### Records for the task
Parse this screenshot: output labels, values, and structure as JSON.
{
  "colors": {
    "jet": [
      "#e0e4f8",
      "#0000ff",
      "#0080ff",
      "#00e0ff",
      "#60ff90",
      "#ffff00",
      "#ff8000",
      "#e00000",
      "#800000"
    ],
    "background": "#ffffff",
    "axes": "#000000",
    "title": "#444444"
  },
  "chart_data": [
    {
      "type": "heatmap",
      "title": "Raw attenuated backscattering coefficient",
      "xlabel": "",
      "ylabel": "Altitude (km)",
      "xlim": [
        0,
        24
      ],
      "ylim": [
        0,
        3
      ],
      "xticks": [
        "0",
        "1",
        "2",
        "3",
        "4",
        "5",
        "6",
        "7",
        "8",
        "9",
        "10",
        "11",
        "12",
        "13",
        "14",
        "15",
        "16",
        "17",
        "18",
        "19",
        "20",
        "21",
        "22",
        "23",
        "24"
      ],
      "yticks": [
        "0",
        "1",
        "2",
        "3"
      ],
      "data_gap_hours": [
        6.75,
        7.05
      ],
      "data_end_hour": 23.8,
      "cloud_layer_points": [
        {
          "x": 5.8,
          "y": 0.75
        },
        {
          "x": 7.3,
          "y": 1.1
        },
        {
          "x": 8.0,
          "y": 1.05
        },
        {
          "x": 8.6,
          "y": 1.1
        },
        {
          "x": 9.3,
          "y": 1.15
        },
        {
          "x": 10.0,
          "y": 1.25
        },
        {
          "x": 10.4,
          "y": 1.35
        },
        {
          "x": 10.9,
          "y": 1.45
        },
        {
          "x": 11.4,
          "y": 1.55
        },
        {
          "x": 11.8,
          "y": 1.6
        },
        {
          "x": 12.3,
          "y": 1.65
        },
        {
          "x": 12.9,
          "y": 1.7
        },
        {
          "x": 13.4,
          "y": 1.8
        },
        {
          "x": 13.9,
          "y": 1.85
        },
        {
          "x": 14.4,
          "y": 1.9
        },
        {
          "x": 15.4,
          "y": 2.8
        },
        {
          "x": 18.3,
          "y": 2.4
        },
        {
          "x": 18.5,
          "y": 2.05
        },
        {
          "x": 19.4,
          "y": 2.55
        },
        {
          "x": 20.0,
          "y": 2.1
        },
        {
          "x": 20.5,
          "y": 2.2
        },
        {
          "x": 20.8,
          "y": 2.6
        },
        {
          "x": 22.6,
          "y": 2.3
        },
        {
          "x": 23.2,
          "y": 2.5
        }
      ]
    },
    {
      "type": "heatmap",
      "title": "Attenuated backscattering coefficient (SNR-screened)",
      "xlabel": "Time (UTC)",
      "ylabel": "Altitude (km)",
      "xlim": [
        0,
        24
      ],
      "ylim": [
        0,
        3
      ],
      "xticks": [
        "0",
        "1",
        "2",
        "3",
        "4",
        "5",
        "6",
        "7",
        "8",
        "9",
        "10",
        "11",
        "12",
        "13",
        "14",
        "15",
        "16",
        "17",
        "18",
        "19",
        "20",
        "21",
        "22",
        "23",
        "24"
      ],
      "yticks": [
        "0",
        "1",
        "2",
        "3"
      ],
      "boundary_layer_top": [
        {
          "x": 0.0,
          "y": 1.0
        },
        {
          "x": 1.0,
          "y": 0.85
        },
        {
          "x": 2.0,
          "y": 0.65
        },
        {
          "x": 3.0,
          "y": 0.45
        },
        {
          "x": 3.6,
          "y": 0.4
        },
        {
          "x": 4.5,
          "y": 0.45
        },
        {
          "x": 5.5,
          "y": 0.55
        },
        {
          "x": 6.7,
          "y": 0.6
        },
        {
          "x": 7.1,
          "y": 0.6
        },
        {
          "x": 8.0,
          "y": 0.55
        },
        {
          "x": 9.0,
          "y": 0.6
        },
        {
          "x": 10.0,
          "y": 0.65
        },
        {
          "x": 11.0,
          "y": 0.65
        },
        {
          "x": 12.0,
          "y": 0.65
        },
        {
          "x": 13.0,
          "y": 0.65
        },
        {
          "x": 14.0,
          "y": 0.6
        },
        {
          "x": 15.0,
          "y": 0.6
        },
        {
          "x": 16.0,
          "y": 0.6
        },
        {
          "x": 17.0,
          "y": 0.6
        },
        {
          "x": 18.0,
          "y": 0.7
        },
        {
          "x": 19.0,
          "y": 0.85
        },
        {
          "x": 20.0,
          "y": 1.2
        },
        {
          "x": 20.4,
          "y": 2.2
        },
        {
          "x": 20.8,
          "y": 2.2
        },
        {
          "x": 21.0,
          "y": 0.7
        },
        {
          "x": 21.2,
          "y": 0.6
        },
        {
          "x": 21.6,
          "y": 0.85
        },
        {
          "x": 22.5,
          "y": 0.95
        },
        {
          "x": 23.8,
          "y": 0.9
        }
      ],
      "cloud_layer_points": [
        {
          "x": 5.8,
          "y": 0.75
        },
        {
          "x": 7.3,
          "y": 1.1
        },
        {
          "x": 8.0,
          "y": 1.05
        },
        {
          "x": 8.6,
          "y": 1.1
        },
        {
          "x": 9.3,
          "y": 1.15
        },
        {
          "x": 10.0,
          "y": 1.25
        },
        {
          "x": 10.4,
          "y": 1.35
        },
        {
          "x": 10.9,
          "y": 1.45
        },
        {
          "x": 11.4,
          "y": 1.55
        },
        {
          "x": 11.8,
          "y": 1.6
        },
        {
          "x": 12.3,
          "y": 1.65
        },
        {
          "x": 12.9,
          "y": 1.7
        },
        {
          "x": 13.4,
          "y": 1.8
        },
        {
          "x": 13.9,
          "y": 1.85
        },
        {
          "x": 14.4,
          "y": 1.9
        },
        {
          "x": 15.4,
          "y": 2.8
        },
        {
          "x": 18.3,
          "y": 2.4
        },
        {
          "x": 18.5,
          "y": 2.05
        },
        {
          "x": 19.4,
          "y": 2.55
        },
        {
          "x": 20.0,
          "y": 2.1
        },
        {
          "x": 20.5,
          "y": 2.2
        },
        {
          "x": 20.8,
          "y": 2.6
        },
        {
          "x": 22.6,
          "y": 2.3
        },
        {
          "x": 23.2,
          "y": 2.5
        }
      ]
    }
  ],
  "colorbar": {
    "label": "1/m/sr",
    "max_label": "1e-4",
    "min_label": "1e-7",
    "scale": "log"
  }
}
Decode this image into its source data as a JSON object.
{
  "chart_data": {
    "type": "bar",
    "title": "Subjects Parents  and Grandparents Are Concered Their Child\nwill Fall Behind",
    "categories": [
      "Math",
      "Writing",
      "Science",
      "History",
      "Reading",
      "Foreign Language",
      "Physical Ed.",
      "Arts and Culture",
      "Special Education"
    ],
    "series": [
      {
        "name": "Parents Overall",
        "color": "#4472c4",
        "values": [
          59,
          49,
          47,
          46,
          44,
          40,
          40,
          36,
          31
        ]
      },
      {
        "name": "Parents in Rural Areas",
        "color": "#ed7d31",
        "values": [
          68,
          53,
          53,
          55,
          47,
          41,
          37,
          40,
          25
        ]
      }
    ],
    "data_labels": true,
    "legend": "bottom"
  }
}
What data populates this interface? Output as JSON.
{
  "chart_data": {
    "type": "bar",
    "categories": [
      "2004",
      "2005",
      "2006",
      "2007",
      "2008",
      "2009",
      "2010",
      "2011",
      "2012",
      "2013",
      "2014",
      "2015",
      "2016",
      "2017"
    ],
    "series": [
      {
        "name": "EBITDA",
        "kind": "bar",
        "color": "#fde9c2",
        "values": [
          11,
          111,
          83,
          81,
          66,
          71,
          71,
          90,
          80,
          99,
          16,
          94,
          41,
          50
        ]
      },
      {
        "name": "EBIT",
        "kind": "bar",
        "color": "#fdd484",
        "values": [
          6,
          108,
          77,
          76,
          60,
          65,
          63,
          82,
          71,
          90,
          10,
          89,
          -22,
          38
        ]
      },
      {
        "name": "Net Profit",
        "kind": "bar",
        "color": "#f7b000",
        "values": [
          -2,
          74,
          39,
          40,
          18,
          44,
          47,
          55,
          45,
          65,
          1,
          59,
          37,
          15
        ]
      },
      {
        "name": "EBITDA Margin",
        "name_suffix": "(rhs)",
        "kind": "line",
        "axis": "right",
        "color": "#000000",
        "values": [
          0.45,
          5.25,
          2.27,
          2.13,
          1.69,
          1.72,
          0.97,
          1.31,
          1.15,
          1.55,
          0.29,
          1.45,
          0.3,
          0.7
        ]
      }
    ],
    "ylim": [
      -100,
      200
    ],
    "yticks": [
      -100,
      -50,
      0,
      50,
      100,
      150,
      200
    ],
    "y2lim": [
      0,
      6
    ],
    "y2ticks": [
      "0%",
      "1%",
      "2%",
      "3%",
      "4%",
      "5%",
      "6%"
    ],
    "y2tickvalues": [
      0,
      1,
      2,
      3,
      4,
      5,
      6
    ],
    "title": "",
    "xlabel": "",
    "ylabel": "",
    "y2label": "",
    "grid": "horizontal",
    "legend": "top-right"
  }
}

### Request
Isolate the lines that hold the word "Parents" and copy all of them.

### Exercise answer
    "title": "Subjects Parents  and Grandparents Are Concered Their Child\nwill Fall Behind",
        "name": "Parents Overall",
        "name": "Parents in Rural Areas",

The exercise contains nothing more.